* _Given request_
Return all of the data exactly as written, without the pictures.

* _Data rows_

==================================================

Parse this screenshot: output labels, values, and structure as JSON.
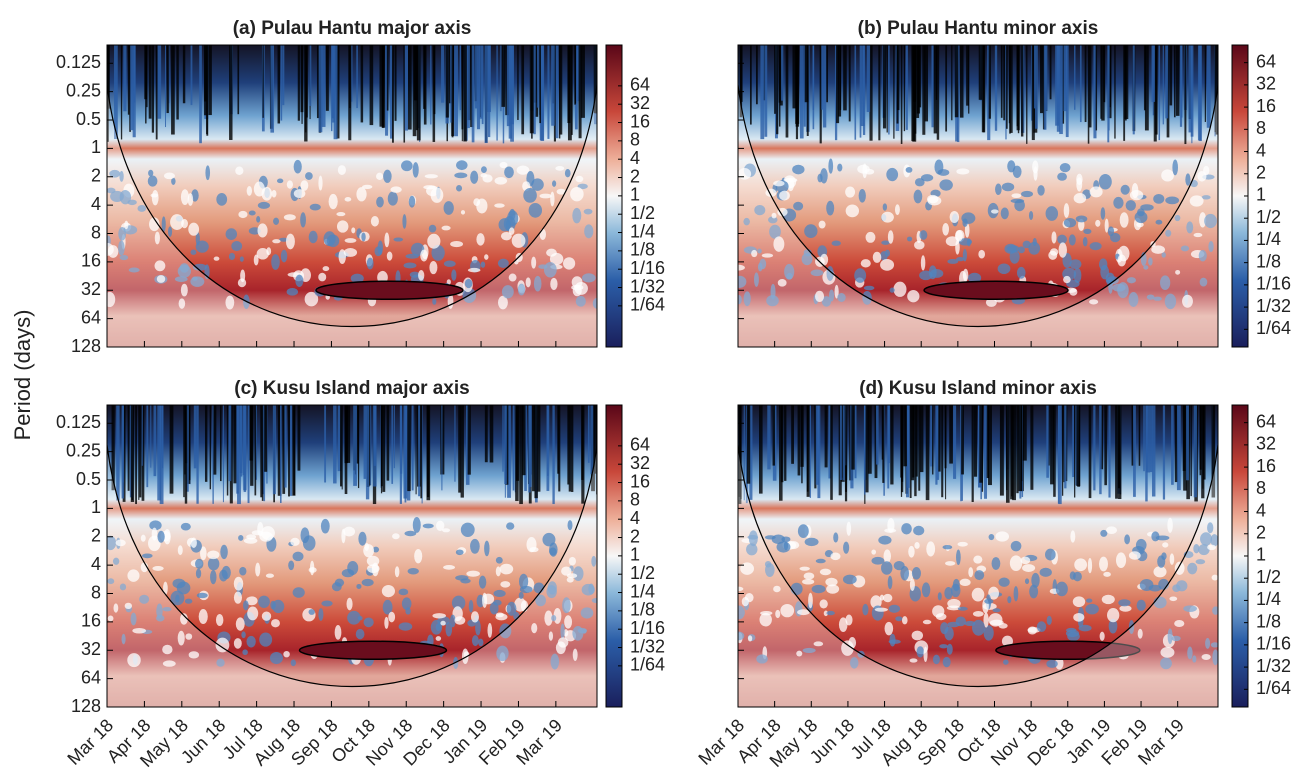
{
  "figure": {
    "ylabel": "Period (days)"
  },
  "chart_data": [
    {
      "type": "heatmap",
      "title": "(a) Pulau Hantu major axis",
      "log_y": true,
      "ylim": [
        0.08,
        128
      ],
      "yticks": [
        0.125,
        0.25,
        0.5,
        1,
        2,
        4,
        8,
        16,
        32,
        64,
        128
      ],
      "colorbar": {
        "lim": [
          0.0033,
          300
        ],
        "ticks": [
          64,
          32,
          16,
          8,
          4,
          2,
          1,
          {
            "value": 0.5,
            "label": "1/2"
          },
          {
            "value": 0.25,
            "label": "1/4"
          },
          {
            "value": 0.125,
            "label": "1/8"
          },
          {
            "value": 0.0625,
            "label": "1/16"
          },
          {
            "value": 0.03125,
            "label": "1/32"
          },
          {
            "value": 0.015625,
            "label": "1/64"
          }
        ]
      }
    },
    {
      "type": "heatmap",
      "title": "(b) Pulau Hantu minor axis",
      "log_y": true,
      "ylim": [
        0.08,
        128
      ],
      "colorbar": {
        "lim": [
          0.009,
          111
        ],
        "ticks": [
          64,
          32,
          16,
          8,
          4,
          2,
          1,
          {
            "value": 0.5,
            "label": "1/2"
          },
          {
            "value": 0.25,
            "label": "1/4"
          },
          {
            "value": 0.125,
            "label": "1/8"
          },
          {
            "value": 0.0625,
            "label": "1/16"
          },
          {
            "value": 0.03125,
            "label": "1/32"
          },
          {
            "value": 0.015625,
            "label": "1/64"
          }
        ]
      }
    },
    {
      "type": "heatmap",
      "title": "(c) Kusu Island major axis",
      "log_y": true,
      "ylim": [
        0.08,
        128
      ],
      "yticks": [
        0.125,
        0.25,
        0.5,
        1,
        2,
        4,
        8,
        16,
        32,
        64,
        128
      ],
      "xticks": [
        "Mar 18",
        "Apr 18",
        "May 18",
        "Jun 18",
        "Jul 18",
        "Aug 18",
        "Sep 18",
        "Oct 18",
        "Nov 18",
        "Dec 18",
        "Jan 19",
        "Feb 19",
        "Mar 19"
      ],
      "colorbar": {
        "lim": [
          0.0033,
          300
        ],
        "ticks": [
          64,
          32,
          16,
          8,
          4,
          2,
          1,
          {
            "value": 0.5,
            "label": "1/2"
          },
          {
            "value": 0.25,
            "label": "1/4"
          },
          {
            "value": 0.125,
            "label": "1/8"
          },
          {
            "value": 0.0625,
            "label": "1/16"
          },
          {
            "value": 0.03125,
            "label": "1/32"
          },
          {
            "value": 0.015625,
            "label": "1/64"
          }
        ]
      }
    },
    {
      "type": "heatmap",
      "title": "(d) Kusu Island minor axis",
      "log_y": true,
      "ylim": [
        0.08,
        128
      ],
      "xticks": [
        "Mar 18",
        "Apr 18",
        "May 18",
        "Jun 18",
        "Jul 18",
        "Aug 18",
        "Sep 18",
        "Oct 18",
        "Nov 18",
        "Dec 18",
        "Jan 19",
        "Feb 19",
        "Mar 19"
      ],
      "colorbar": {
        "lim": [
          0.009,
          111
        ],
        "ticks": [
          64,
          32,
          16,
          8,
          4,
          2,
          1,
          {
            "value": 0.5,
            "label": "1/2"
          },
          {
            "value": 0.25,
            "label": "1/4"
          },
          {
            "value": 0.125,
            "label": "1/8"
          },
          {
            "value": 0.0625,
            "label": "1/16"
          },
          {
            "value": 0.03125,
            "label": "1/32"
          },
          {
            "value": 0.015625,
            "label": "1/64"
          }
        ]
      }
    }
  ]
}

==================================================

* _Solution for this task_
Parse this screenshot: output labels, values, and structure as JSON.
{
  "figure": {
    "ylabel": "Period (days)"
  },
  "chart_data": [
    {
      "type": "heatmap",
      "title": "(a) Pulau Hantu major axis",
      "log_y": true,
      "ylim": [
        0.08,
        128
      ],
      "yticks": [
        0.125,
        0.25,
        0.5,
        1,
        2,
        4,
        8,
        16,
        32,
        64,
        128
      ],
      "colorbar": {
        "lim": [
          0.0033,
          300
        ],
        "ticks": [
          64,
          32,
          16,
          8,
          4,
          2,
          1,
          {
            "value": 0.5,
            "label": "1/2"
          },
          {
            "value": 0.25,
            "label": "1/4"
          },
          {
            "value": 0.125,
            "label": "1/8"
          },
          {
            "value": 0.0625,
            "label": "1/16"
          },
          {
            "value": 0.03125,
            "label": "1/32"
          },
          {
            "value": 0.015625,
            "label": "1/64"
          }
        ]
      }
    },
    {
      "type": "heatmap",
      "title": "(b) Pulau Hantu minor axis",
      "log_y": true,
      "ylim": [
        0.08,
        128
      ],
      "colorbar": {
        "lim": [
          0.009,
          111
        ],
        "ticks": [
          64,
          32,
          16,
          8,
          4,
          2,
          1,
          {
            "value": 0.5,
            "label": "1/2"
          },
          {
            "value": 0.25,
            "label": "1/4"
          },
          {
            "value": 0.125,
            "label": "1/8"
          },
          {
            "value": 0.0625,
            "label": "1/16"
          },
          {
            "value": 0.03125,
            "label": "1/32"
          },
          {
            "value": 0.015625,
            "label": "1/64"
          }
        ]
      }
    },
    {
      "type": "heatmap",
      "title": "(c) Kusu Island major axis",
      "log_y": true,
      "ylim": [
        0.08,
        128
      ],
      "yticks": [
        0.125,
        0.25,
        0.5,
        1,
        2,
        4,
        8,
        16,
        32,
        64,
        128
      ],
      "xticks": [
        "Mar 18",
        "Apr 18",
        "May 18",
        "Jun 18",
        "Jul 18",
        "Aug 18",
        "Sep 18",
        "Oct 18",
        "Nov 18",
        "Dec 18",
        "Jan 19",
        "Feb 19",
        "Mar 19"
      ],
      "colorbar": {
        "lim": [
          0.0033,
          300
        ],
        "ticks": [
          64,
          32,
          16,
          8,
          4,
          2,
          1,
          {
            "value": 0.5,
            "label": "1/2"
          },
          {
            "value": 0.25,
            "label": "1/4"
          },
          {
            "value": 0.125,
            "label": "1/8"
          },
          {
            "value": 0.0625,
            "label": "1/16"
          },
          {
            "value": 0.03125,
            "label": "1/32"
          },
          {
            "value": 0.015625,
            "label": "1/64"
          }
        ]
      }
    },
    {
      "type": "heatmap",
      "title": "(d) Kusu Island minor axis",
      "log_y": true,
      "ylim": [
        0.08,
        128
      ],
      "xticks": [
        "Mar 18",
        "Apr 18",
        "May 18",
        "Jun 18",
        "Jul 18",
        "Aug 18",
        "Sep 18",
        "Oct 18",
        "Nov 18",
        "Dec 18",
        "Jan 19",
        "Feb 19",
        "Mar 19"
      ],
      "colorbar": {
        "lim": [
          0.009,
          111
        ],
        "ticks": [
          64,
          32,
          16,
          8,
          4,
          2,
          1,
          {
            "value": 0.5,
            "label": "1/2"
          },
          {
            "value": 0.25,
            "label": "1/4"
          },
          {
            "value": 0.125,
            "label": "1/8"
          },
          {
            "value": 0.0625,
            "label": "1/16"
          },
          {
            "value": 0.03125,
            "label": "1/32"
          },
          {
            "value": 0.015625,
            "label": "1/64"
          }
        ]
      }
    }
  ]
}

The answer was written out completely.